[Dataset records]

++++++++++++++++++++

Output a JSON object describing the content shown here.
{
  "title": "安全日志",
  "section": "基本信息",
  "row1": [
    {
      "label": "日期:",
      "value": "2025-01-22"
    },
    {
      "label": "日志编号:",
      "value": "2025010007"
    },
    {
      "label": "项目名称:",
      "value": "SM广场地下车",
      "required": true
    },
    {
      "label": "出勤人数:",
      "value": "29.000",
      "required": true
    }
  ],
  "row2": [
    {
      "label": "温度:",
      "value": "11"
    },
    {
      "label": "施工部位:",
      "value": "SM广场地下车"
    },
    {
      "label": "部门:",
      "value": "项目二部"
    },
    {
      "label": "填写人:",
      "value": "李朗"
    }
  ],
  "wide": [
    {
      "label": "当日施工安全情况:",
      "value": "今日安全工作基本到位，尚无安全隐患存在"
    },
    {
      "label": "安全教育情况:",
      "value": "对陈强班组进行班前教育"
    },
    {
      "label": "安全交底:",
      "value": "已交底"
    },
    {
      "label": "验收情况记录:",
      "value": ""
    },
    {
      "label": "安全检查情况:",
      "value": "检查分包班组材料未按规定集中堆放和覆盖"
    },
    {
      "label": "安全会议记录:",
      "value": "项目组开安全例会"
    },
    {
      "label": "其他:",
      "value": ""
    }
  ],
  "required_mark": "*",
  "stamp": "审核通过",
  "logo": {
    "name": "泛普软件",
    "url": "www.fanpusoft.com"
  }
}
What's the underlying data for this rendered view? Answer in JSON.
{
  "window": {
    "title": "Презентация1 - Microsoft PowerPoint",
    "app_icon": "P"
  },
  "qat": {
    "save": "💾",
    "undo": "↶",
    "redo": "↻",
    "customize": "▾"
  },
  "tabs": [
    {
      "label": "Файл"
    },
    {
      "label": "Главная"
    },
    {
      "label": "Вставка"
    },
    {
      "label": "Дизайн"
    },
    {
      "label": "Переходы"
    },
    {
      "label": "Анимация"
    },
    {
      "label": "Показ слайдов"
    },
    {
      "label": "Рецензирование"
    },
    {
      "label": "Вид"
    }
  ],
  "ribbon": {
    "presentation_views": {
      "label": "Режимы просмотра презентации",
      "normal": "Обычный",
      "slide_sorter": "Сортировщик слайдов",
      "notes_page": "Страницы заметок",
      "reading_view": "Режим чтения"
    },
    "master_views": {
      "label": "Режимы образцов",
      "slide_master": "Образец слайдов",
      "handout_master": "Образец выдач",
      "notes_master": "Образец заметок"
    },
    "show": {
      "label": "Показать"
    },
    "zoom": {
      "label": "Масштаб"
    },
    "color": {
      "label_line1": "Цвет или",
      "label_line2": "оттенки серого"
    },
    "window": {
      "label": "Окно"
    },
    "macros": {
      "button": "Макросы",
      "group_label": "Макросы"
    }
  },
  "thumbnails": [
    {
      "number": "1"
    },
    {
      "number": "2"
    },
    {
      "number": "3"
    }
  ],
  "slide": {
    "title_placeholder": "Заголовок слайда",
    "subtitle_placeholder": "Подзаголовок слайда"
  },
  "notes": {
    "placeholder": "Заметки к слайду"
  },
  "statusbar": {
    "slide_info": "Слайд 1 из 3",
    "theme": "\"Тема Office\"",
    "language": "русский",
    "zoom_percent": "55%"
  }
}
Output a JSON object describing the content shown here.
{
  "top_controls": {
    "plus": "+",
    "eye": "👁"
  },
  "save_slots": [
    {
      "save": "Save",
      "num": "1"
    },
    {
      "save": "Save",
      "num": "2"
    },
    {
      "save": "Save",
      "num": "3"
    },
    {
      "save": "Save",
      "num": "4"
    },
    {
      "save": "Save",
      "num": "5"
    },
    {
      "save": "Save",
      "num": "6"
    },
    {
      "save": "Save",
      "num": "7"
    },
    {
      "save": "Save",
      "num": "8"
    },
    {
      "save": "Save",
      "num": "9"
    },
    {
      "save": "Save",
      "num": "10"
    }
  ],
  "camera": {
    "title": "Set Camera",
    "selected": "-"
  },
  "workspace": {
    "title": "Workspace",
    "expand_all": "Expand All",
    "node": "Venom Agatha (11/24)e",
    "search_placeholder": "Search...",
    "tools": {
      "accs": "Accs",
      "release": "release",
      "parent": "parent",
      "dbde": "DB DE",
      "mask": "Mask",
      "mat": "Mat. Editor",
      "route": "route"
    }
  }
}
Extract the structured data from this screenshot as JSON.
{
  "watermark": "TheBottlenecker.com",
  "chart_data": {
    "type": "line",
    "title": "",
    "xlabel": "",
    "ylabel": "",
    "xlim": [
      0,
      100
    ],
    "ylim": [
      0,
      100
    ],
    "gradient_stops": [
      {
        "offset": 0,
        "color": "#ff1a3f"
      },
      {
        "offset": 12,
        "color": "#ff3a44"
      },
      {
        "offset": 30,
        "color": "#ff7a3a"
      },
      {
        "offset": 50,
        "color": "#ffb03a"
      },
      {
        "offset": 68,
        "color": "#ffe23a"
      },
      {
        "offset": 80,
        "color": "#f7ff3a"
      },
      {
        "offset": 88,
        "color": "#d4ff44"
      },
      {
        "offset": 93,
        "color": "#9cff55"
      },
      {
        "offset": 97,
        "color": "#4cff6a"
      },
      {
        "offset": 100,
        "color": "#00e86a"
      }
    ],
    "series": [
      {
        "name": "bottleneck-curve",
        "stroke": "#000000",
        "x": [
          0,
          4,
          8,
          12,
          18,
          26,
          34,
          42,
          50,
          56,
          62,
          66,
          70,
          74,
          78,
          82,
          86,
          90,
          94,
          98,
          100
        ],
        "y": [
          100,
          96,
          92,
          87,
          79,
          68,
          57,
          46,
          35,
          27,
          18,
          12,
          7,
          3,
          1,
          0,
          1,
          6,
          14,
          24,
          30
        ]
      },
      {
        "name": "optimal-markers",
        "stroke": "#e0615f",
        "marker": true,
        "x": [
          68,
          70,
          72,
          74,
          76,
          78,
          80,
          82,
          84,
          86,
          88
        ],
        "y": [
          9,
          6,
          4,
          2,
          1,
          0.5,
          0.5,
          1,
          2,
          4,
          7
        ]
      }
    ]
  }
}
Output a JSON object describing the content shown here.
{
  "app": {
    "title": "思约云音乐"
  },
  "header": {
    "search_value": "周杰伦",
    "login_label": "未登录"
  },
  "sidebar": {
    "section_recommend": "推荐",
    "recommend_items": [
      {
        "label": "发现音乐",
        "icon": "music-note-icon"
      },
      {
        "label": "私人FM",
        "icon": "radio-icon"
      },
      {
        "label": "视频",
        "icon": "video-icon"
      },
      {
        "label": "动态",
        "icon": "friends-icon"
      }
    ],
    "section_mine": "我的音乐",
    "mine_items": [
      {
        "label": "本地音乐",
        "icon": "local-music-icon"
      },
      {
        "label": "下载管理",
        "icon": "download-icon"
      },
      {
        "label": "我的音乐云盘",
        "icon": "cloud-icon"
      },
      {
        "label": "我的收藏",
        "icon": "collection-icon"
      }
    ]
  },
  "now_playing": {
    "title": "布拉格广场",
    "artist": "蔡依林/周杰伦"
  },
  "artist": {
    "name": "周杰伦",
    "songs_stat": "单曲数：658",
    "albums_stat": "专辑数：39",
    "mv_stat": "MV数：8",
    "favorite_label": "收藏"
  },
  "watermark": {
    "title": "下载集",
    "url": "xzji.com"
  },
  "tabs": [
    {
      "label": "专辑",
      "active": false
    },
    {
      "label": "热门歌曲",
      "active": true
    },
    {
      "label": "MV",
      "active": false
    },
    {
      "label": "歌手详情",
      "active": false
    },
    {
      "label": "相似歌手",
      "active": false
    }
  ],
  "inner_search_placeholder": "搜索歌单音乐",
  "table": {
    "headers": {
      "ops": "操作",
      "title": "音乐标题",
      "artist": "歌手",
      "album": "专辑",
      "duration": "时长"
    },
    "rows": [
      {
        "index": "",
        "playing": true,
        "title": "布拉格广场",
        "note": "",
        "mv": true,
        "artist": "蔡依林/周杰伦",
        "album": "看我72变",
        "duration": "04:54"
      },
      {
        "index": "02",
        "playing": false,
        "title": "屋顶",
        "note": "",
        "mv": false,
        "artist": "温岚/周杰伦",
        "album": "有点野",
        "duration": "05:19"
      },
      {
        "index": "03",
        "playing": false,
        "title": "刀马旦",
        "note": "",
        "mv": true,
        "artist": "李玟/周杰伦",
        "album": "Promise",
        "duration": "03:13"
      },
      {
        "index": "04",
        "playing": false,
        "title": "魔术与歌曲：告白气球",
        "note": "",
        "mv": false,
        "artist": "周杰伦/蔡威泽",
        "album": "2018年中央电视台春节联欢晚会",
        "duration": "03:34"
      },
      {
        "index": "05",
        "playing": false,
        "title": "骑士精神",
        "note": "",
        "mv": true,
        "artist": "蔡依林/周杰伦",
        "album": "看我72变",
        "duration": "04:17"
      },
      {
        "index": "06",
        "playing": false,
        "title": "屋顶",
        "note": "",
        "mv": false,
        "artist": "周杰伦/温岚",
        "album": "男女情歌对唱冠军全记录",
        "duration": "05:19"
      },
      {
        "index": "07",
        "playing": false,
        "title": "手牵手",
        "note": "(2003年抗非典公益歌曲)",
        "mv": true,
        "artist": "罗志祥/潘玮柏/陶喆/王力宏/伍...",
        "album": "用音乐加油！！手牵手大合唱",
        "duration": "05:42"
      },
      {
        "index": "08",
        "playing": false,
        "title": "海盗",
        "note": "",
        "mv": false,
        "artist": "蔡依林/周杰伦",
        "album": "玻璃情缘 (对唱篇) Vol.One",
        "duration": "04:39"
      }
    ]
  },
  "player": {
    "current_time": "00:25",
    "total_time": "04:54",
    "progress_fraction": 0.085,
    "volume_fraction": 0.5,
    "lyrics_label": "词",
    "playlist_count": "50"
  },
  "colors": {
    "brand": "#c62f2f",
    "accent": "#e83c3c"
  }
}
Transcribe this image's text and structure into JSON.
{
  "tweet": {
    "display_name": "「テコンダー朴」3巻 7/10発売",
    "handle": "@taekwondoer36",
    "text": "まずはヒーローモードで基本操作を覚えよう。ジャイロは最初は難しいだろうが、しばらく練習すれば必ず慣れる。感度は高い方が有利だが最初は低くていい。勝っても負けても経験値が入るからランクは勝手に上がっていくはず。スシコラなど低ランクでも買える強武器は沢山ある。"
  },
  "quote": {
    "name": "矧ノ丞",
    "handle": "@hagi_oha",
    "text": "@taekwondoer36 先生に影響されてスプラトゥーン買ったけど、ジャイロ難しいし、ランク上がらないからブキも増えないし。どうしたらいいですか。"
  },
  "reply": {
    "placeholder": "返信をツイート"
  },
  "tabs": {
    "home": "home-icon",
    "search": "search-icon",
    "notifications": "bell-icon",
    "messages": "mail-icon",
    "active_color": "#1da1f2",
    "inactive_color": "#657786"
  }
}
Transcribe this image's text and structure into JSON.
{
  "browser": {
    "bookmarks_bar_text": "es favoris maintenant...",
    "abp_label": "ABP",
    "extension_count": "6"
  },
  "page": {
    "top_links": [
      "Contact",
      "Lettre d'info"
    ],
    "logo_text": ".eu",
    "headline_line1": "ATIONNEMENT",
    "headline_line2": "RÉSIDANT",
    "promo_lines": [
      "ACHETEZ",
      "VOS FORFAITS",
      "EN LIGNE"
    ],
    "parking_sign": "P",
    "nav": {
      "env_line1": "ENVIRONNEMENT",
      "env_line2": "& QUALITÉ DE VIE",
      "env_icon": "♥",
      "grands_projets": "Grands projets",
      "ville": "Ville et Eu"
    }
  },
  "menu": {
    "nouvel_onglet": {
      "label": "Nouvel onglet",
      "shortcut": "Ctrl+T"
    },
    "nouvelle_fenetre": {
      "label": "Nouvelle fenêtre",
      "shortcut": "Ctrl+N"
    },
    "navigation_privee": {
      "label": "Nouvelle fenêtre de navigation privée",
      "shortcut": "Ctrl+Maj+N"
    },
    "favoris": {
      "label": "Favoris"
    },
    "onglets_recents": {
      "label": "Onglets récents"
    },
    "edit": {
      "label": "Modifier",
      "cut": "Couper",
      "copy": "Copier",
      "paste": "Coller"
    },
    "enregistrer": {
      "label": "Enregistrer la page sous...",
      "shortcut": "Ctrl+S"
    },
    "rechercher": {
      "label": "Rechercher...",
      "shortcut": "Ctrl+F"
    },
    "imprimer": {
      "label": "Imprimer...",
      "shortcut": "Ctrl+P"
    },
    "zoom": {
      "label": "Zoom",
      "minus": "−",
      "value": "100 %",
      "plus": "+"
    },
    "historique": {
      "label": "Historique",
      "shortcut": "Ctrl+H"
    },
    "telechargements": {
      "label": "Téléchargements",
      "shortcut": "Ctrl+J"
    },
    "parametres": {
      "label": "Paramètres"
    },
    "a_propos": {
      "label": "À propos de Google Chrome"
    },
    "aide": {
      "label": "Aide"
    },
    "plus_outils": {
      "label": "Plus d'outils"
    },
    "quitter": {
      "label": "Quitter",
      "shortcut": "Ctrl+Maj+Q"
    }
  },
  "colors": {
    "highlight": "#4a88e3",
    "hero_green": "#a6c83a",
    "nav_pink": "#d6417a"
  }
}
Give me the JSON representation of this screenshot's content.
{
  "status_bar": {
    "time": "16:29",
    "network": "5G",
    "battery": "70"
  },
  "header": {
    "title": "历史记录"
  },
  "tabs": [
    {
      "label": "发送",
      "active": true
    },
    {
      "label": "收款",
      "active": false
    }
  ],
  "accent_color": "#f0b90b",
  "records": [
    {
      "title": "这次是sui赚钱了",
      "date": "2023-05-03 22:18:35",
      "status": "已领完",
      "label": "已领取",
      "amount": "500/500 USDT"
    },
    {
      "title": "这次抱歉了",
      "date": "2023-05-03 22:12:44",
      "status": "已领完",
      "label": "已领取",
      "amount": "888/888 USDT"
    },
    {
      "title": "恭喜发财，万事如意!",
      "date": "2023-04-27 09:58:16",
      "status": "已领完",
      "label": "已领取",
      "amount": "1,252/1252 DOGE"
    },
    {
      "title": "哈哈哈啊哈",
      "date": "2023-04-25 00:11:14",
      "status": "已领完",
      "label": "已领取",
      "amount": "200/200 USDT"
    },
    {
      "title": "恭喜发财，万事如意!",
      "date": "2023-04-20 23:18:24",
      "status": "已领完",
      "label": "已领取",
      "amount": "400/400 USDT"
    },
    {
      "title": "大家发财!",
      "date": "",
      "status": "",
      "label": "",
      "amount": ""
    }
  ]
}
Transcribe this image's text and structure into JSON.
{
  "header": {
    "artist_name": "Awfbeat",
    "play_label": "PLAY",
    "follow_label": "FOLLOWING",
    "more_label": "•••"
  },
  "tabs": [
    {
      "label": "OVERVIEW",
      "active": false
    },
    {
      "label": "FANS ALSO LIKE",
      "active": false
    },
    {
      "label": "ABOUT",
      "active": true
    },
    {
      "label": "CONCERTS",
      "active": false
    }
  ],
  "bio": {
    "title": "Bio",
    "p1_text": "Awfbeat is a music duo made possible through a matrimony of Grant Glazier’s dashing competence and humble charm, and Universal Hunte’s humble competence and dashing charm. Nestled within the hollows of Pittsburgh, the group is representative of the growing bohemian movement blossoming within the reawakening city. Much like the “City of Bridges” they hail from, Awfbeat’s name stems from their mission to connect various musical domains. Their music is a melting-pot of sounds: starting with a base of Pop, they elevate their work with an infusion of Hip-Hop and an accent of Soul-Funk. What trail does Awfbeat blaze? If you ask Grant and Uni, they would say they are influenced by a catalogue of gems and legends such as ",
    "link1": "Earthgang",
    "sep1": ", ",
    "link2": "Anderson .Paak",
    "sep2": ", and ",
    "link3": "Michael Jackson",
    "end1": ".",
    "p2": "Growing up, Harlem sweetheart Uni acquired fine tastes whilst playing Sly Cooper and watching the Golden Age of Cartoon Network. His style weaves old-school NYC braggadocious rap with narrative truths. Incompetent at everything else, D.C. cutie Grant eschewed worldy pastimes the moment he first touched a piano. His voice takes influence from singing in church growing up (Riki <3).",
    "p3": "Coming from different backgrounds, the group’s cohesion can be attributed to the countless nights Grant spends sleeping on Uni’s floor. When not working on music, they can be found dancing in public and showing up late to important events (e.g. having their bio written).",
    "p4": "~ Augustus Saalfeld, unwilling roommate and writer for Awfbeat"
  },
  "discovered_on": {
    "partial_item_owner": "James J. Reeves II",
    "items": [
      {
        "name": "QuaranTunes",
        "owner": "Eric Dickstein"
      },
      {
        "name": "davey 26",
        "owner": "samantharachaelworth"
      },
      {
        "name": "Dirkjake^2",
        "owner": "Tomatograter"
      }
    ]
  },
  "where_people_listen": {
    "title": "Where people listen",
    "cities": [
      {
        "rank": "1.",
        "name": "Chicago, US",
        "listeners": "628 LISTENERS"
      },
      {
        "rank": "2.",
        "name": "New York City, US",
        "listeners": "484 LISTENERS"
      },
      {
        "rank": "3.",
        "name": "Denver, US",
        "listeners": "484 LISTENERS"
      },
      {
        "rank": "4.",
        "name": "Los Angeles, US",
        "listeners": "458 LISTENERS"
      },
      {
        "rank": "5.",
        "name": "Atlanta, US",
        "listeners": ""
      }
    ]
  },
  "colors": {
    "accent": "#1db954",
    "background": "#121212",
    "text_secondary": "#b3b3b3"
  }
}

++++++++++++++++++++

▸ Requirement: State how many lines of the listing above hold the word "index", with nothing but the number.

▸ Full answer: 8